### DATA RECORDS
◇ ◇ ◇ ◇ ◇ ◇ ◇
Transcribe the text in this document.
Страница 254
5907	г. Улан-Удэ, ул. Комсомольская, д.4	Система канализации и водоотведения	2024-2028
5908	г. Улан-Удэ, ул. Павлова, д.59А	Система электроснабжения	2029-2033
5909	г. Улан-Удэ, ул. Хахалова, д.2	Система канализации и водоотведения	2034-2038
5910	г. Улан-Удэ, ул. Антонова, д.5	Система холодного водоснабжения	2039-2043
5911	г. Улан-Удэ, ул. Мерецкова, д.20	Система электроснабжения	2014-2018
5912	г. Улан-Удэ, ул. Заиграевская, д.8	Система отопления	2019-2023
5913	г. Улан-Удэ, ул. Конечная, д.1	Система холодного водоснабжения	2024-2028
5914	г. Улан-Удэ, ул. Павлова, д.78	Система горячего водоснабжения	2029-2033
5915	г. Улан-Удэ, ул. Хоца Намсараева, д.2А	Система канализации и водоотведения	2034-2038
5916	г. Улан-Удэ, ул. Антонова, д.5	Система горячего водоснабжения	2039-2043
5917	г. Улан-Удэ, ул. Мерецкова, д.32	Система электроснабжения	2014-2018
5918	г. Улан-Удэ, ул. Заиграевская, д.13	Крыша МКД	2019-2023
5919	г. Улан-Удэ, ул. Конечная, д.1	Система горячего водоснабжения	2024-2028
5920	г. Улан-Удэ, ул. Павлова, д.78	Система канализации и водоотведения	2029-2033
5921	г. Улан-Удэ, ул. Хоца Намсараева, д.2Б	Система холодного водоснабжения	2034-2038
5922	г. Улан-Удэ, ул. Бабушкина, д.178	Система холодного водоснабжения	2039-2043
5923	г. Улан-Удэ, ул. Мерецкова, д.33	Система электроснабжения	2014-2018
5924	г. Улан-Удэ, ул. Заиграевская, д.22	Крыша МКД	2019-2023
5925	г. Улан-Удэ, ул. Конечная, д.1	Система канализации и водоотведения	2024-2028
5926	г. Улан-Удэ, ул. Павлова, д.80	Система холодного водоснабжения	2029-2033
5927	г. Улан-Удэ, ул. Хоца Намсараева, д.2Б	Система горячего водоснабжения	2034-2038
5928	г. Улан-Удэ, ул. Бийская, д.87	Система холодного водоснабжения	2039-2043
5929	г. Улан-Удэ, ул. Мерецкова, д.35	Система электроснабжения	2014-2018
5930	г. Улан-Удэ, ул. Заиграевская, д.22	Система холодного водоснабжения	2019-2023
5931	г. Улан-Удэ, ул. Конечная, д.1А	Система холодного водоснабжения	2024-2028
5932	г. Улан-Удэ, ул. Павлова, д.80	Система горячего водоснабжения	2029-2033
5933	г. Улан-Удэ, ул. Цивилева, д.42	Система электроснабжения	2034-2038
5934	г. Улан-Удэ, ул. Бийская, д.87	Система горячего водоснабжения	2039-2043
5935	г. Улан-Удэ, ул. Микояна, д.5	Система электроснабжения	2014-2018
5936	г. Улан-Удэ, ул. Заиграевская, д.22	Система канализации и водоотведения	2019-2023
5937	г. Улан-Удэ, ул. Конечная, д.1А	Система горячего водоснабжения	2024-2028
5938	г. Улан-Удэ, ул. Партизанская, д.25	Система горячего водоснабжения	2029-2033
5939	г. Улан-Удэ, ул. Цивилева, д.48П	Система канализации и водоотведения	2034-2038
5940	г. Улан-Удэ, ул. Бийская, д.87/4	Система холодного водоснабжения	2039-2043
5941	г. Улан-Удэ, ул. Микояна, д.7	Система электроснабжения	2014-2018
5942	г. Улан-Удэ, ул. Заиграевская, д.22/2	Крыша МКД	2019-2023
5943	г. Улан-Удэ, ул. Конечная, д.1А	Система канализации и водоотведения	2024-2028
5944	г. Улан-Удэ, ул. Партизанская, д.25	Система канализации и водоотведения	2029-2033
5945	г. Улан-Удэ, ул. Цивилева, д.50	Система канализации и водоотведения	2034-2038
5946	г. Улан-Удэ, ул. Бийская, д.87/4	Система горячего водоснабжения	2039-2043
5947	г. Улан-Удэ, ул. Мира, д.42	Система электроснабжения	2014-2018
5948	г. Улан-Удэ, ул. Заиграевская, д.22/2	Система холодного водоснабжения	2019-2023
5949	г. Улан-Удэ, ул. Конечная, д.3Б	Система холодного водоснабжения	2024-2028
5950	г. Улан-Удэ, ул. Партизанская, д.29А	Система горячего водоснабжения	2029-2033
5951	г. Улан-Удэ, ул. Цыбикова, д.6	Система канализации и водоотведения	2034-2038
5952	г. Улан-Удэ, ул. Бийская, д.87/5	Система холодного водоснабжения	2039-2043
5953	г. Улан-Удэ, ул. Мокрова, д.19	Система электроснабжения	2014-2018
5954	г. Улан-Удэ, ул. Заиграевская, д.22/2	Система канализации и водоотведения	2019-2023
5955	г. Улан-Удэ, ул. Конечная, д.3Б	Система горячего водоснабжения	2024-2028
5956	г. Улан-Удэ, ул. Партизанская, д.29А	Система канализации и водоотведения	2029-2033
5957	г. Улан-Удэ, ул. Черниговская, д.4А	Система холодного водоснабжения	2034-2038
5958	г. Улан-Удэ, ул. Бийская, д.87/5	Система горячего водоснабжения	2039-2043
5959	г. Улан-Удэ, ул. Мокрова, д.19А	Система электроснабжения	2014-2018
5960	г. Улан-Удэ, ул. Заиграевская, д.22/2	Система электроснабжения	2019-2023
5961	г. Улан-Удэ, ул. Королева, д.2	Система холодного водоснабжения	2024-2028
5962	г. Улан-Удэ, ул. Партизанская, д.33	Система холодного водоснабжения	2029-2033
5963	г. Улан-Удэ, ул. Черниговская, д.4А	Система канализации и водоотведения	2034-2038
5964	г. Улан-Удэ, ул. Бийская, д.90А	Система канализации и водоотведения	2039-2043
◇ ◇ ◇ ◇ ◇ ◇ ◇
### AIM OF THE TASK
Nothing should be left out: return all of the records exactly.

### COMPLETED EXERCISE
Transcribe the text in this document.
Страница 254
5907	г. Улан-Удэ, ул. Комсомольская, д.4	Система канализации и водоотведения	2024-2028
5908	г. Улан-Удэ, ул. Павлова, д.59А	Система электроснабжения	2029-2033
5909	г. Улан-Удэ, ул. Хахалова, д.2	Система канализации и водоотведения	2034-2038
5910	г. Улан-Удэ, ул. Антонова, д.5	Система холодного водоснабжения	2039-2043
5911	г. Улан-Удэ, ул. Мерецкова, д.20	Система электроснабжения	2014-2018
5912	г. Улан-Удэ, ул. Заиграевская, д.8	Система отопления	2019-2023
5913	г. Улан-Удэ, ул. Конечная, д.1	Система холодного водоснабжения	2024-2028
5914	г. Улан-Удэ, ул. Павлова, д.78	Система горячего водоснабжения	2029-2033
5915	г. Улан-Удэ, ул. Хоца Намсараева, д.2А	Система канализации и водоотведения	2034-2038
5916	г. Улан-Удэ, ул. Антонова, д.5	Система горячего водоснабжения	2039-2043
5917	г. Улан-Удэ, ул. Мерецкова, д.32	Система электроснабжения	2014-2018
5918	г. Улан-Удэ, ул. Заиграевская, д.13	Крыша МКД	2019-2023
5919	г. Улан-Удэ, ул. Конечная, д.1	Система горячего водоснабжения	2024-2028
5920	г. Улан-Удэ, ул. Павлова, д.78	Система канализации и водоотведения	2029-2033
5921	г. Улан-Удэ, ул. Хоца Намсараева, д.2Б	Система холодного водоснабжения	2034-2038
5922	г. Улан-Удэ, ул. Бабушкина, д.178	Система холодного водоснабжения	2039-2043
5923	г. Улан-Удэ, ул. Мерецкова, д.33	Система электроснабжения	2014-2018
5924	г. Улан-Удэ, ул. Заиграевская, д.22	Крыша МКД	2019-2023
5925	г. Улан-Удэ, ул. Конечная, д.1	Система канализации и водоотведения	2024-2028
5926	г. Улан-Удэ, ул. Павлова, д.80	Система холодного водоснабжения	2029-2033
5927	г. Улан-Удэ, ул. Хоца Намсараева, д.2Б	Система горячего водоснабжения	2034-2038
5928	г. Улан-Удэ, ул. Бийская, д.87	Система холодного водоснабжения	2039-2043
5929	г. Улан-Удэ, ул. Мерецкова, д.35	Система электроснабжения	2014-2018
5930	г. Улан-Удэ, ул. Заиграевская, д.22	Система холодного водоснабжения	2019-2023
5931	г. Улан-Удэ, ул. Конечная, д.1А	Система холодного водоснабжения	2024-2028
5932	г. Улан-Удэ, ул. Павлова, д.80	Система горячего водоснабжения	2029-2033
5933	г. Улан-Удэ, ул. Цивилева, д.42	Система электроснабжения	2034-2038
5934	г. Улан-Удэ, ул. Бийская, д.87	Система горячего водоснабжения	2039-2043
5935	г. Улан-Удэ, ул. Микояна, д.5	Система электроснабжения	2014-2018
5936	г. Улан-Удэ, ул. Заиграевская, д.22	Система канализации и водоотведения	2019-2023
5937	г. Улан-Удэ, ул. Конечная, д.1А	Система горячего водоснабжения	2024-2028
5938	г. Улан-Удэ, ул. Партизанская, д.25	Система горячего водоснабжения	2029-2033
5939	г. Улан-Удэ, ул. Цивилева, д.48П	Система канализации и водоотведения	2034-2038
5940	г. Улан-Удэ, ул. Бийская, д.87/4	Система холодного водоснабжения	2039-2043
5941	г. Улан-Удэ, ул. Микояна, д.7	Система электроснабжения	2014-2018
5942	г. Улан-Удэ, ул. Заиграевская, д.22/2	Крыша МКД	2019-2023
5943	г. Улан-Удэ, ул. Конечная, д.1А	Система канализации и водоотведения	2024-2028
5944	г. Улан-Удэ, ул. Партизанская, д.25	Система канализации и водоотведения	2029-2033
5945	г. Улан-Удэ, ул. Цивилева, д.50	Система канализации и водоотведения	2034-2038
5946	г. Улан-Удэ, ул. Бийская, д.87/4	Система горячего водоснабжения	2039-2043
5947	г. Улан-Удэ, ул. Мира, д.42	Система электроснабжения	2014-2018
5948	г. Улан-Удэ, ул. Заиграевская, д.22/2	Система холодного водоснабжения	2019-2023
5949	г. Улан-Удэ, ул. Конечная, д.3Б	Система холодного водоснабжения	2024-2028
5950	г. Улан-Удэ, ул. Партизанская, д.29А	Система горячего водоснабжения	2029-2033
5951	г. Улан-Удэ, ул. Цыбикова, д.6	Система канализации и водоотведения	2034-2038
5952	г. Улан-Удэ, ул. Бийская, д.87/5	Система холодного водоснабжения	2039-2043
5953	г. Улан-Удэ, ул. Мокрова, д.19	Система электроснабжения	2014-2018
5954	г. Улан-Удэ, ул. Заиграевская, д.22/2	Система канализации и водоотведения	2019-2023
5955	г. Улан-Удэ, ул. Конечная, д.3Б	Система горячего водоснабжения	2024-2028
5956	г. Улан-Удэ, ул. Партизанская, д.29А	Система канализации и водоотведения	2029-2033
5957	г. Улан-Удэ, ул. Черниговская, д.4А	Система холодного водоснабжения	2034-2038
5958	г. Улан-Удэ, ул. Бийская, д.87/5	Система горячего водоснабжения	2039-2043
5959	г. Улан-Удэ, ул. Мокрова, д.19А	Система электроснабжения	2014-2018
5960	г. Улан-Удэ, ул. Заиграевская, д.22/2	Система электроснабжения	2019-2023
5961	г. Улан-Удэ, ул. Королева, д.2	Система холодного водоснабжения	2024-2028
5962	г. Улан-Удэ, ул. Партизанская, д.33	Система холодного водоснабжения	2029-2033
5963	г. Улан-Удэ, ул. Черниговская, д.4А	Система канализации и водоотведения	2034-2038
5964	г. Улан-Удэ, ул. Бийская, д.90А	Система канализации и водоотведения	2039-2043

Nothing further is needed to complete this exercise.